Work instruction 1: In the text on business risk, what position does Candy Alexander currently hold?
Work instruction 2: Write the next part of the text on business risk, starting right after its final sentence.

*** Text segment ***

Every organization in operation today faces a barrage of risks – from cyberattacks aimed at stealing data to geopolitical threats that could disrupt operations.
Yet security experts say executives at many organizations don’t know which specific risks pose the greatest threats to their business’s survival, which would wound them, and which could cause mere operational hiccups.
Sure, large companies with chief risk officers and an entire risk department can identify, classify, mitigate and monitor risks. Organizations in highly regulated industries also tend to have highly mature risk management practices.
Most others, however, are much further down the maturity scale.
“The average company deals with risk ad hoc. It’s just done by gut,” said Candy Alexander, a veteran security executive now serving as president of ISSA International, a nonprofit international association for information security professionals.
Findings from the National Association of Corporate Directors speak to this point, indicating a general desire to better understand risk.

*** End of Text segment ***
*** Information ***

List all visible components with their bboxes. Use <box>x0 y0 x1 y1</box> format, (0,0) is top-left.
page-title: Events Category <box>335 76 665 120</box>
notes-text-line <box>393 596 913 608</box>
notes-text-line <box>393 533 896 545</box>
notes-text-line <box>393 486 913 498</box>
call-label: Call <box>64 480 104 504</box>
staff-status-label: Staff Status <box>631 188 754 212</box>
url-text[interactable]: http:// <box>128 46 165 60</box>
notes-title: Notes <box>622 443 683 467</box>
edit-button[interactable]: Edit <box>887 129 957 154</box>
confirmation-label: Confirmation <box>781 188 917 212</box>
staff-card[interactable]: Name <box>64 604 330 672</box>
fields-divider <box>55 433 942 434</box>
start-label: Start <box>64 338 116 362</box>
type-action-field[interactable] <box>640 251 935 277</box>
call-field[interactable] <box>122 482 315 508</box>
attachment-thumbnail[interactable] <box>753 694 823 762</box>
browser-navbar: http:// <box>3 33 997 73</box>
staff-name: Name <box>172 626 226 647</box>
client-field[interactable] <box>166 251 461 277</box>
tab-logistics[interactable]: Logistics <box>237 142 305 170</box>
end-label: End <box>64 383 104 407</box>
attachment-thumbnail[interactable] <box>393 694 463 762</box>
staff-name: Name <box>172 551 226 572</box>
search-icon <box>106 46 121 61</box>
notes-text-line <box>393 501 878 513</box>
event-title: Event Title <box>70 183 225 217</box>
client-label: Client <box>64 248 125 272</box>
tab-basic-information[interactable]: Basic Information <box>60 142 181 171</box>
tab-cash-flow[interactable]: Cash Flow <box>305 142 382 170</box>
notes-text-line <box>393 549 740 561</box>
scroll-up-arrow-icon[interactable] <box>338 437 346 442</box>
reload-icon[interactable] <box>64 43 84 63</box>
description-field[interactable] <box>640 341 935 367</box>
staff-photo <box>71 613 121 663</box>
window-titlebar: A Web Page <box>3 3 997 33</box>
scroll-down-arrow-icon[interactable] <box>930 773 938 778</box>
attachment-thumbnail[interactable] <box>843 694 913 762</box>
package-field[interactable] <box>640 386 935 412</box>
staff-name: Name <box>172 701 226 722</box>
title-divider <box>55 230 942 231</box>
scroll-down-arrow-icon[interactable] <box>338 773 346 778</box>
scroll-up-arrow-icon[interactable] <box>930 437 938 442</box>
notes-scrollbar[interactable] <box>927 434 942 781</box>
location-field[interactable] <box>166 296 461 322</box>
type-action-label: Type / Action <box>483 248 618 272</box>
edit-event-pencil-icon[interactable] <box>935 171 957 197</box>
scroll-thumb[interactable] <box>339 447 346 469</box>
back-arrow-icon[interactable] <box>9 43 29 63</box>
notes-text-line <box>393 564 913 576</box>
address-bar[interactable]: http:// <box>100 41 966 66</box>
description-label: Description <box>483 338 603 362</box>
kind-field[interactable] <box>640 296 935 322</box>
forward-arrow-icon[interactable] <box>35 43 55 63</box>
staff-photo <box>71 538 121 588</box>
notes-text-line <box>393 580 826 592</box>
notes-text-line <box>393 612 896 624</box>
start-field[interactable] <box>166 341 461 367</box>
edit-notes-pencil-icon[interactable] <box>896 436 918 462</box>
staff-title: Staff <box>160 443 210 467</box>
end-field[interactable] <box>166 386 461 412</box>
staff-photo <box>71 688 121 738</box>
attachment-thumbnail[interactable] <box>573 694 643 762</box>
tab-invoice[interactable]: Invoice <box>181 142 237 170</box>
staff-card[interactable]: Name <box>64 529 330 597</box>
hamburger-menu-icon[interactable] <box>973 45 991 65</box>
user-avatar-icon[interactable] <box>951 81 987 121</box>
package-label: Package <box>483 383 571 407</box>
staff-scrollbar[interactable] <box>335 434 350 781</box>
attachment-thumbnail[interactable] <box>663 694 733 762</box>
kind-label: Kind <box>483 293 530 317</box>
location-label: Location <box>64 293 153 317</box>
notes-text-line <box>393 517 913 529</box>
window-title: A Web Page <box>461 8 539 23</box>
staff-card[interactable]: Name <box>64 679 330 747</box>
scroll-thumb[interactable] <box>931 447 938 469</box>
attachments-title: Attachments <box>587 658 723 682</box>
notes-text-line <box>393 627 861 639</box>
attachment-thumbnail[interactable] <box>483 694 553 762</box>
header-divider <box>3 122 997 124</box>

*** End of Information ***

Expected answer 1: President of ISSA International.

Expected answer 2:
In its 2019 Governance Outlook: Projections on Emerging Board Matters report, the NACD found that 82% of respondents to its annual survey of public company directors were confident in management’s ability to address known risks, yet 70% believed they need to better understand the risks and opportunities affecting company performance.
Similarly, security experts say many organizations need to better manage risk. They say the process starts with knowing what risks threaten them and how significant those risks are to the ability to do business.
“Risk is something that could potentially introduce harm or a negative aspect to the business,” Alexander says. “So you should know that if something were to happen, how much of an impact that would have on your organization. You need to know what your risk appetite is, or where you position yourself on risk, what’s your threshold.”